Find each line holding "Australia" and copy it out.

(Records from a collection of figures)
* start *

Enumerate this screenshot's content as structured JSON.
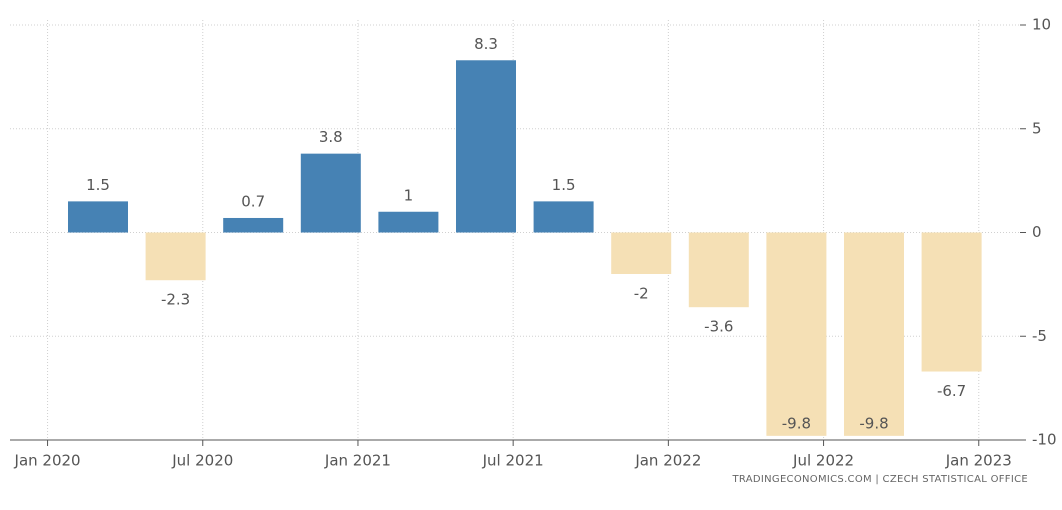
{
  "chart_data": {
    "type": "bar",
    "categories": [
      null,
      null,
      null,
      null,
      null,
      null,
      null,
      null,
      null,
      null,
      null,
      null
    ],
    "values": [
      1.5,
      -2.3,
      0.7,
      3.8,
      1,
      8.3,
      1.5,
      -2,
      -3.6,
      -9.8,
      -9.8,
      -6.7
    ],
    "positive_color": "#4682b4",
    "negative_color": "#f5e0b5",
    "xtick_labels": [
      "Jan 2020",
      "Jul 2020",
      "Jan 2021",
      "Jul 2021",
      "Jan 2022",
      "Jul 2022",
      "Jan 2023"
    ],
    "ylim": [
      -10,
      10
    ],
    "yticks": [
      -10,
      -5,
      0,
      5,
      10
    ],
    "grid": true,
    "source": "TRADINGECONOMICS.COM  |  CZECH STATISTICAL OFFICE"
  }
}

* end *
* start *

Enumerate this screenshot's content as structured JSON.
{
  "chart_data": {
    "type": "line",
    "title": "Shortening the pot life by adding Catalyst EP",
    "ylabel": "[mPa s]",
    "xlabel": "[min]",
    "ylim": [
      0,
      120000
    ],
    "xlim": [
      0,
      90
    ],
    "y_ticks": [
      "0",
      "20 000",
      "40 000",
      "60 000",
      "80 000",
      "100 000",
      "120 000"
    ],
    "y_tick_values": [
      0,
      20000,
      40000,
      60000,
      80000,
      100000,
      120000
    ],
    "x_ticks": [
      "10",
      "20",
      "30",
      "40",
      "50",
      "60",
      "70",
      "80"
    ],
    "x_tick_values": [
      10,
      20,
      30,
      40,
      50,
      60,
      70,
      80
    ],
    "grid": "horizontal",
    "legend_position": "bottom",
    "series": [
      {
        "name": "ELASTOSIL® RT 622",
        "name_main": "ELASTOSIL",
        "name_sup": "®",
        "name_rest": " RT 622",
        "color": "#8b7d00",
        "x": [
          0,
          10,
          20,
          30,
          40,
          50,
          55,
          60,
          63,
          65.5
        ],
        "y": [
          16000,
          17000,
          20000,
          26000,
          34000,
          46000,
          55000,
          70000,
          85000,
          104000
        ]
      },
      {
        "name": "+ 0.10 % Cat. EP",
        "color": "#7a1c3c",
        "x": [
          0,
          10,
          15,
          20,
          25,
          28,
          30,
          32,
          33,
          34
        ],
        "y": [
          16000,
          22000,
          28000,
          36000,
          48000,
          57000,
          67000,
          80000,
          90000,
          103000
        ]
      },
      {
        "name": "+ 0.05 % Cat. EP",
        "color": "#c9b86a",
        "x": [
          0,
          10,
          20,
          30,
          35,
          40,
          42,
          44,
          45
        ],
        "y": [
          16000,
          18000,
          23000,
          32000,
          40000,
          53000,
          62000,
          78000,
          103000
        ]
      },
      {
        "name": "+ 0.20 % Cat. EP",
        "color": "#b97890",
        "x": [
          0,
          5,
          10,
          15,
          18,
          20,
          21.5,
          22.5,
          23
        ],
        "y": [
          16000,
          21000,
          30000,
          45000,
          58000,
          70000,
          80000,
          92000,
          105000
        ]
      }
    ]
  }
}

* end *
* start *

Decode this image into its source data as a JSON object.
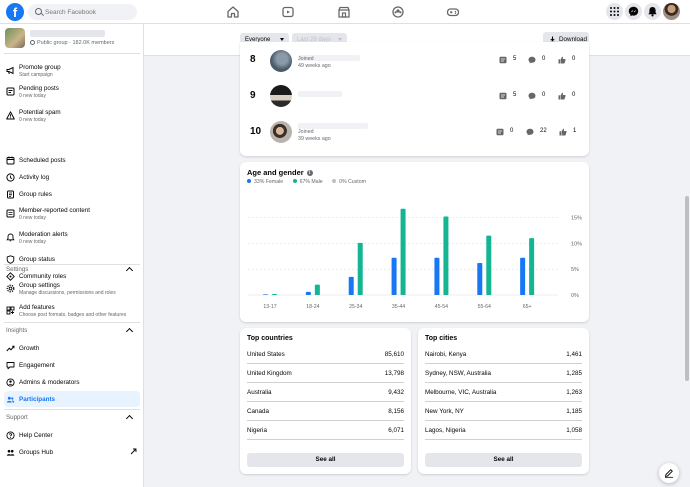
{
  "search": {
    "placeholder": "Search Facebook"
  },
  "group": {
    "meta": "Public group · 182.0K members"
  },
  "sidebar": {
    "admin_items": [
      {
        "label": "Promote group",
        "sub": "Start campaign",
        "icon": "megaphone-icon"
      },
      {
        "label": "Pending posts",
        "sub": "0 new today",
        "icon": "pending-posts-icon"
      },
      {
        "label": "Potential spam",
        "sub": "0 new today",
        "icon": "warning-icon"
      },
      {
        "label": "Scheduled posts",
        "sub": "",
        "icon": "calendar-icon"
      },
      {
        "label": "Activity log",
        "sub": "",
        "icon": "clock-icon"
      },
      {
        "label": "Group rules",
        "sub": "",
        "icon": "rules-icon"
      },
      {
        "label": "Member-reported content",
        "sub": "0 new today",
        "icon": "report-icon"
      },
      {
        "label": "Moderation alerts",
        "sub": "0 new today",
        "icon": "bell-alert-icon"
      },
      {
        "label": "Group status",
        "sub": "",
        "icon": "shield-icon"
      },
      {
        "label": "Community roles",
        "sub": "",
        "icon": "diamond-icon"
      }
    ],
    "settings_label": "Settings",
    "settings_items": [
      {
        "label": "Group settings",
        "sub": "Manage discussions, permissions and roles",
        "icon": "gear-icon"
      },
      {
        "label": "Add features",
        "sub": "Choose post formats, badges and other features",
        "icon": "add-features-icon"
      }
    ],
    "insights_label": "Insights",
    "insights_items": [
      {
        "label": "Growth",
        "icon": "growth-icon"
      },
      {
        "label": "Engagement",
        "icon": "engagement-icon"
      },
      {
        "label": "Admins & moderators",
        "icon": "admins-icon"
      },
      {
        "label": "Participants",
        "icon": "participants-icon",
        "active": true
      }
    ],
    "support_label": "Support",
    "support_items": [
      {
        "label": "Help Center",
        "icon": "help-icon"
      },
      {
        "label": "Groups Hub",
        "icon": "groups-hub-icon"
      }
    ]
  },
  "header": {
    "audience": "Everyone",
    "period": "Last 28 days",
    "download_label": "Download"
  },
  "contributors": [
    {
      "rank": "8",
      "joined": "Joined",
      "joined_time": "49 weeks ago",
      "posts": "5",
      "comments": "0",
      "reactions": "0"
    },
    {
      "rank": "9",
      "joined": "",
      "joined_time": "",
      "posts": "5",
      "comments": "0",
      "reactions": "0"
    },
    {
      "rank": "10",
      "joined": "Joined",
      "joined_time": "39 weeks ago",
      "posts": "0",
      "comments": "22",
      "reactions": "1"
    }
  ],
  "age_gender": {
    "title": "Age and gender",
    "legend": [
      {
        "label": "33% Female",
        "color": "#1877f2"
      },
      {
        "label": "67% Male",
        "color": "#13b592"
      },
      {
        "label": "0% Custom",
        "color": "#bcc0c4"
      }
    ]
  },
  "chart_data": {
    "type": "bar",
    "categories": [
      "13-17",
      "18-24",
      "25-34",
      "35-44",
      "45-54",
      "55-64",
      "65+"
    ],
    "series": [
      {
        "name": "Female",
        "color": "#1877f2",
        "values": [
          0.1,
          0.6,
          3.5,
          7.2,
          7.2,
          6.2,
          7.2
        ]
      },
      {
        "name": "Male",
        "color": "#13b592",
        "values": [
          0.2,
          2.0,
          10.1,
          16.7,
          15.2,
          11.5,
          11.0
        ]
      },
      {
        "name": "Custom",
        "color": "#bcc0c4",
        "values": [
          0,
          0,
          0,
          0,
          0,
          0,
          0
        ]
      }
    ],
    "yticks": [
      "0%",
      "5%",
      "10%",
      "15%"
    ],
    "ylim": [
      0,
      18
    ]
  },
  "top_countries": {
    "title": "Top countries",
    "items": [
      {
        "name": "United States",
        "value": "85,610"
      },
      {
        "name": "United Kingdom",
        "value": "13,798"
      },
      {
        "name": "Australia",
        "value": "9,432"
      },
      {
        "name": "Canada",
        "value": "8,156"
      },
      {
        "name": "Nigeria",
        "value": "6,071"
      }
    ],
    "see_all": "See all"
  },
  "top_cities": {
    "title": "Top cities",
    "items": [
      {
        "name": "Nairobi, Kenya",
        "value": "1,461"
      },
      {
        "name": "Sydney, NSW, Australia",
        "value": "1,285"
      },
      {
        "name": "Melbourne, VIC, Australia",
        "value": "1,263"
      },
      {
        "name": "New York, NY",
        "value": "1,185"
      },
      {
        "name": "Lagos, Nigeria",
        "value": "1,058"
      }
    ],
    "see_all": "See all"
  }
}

* end *

FULL ANSWER>
        "name": "Australia",
        "name": "Sydney, NSW, Australia",
        "name": "Melbourne, VIC, Australia",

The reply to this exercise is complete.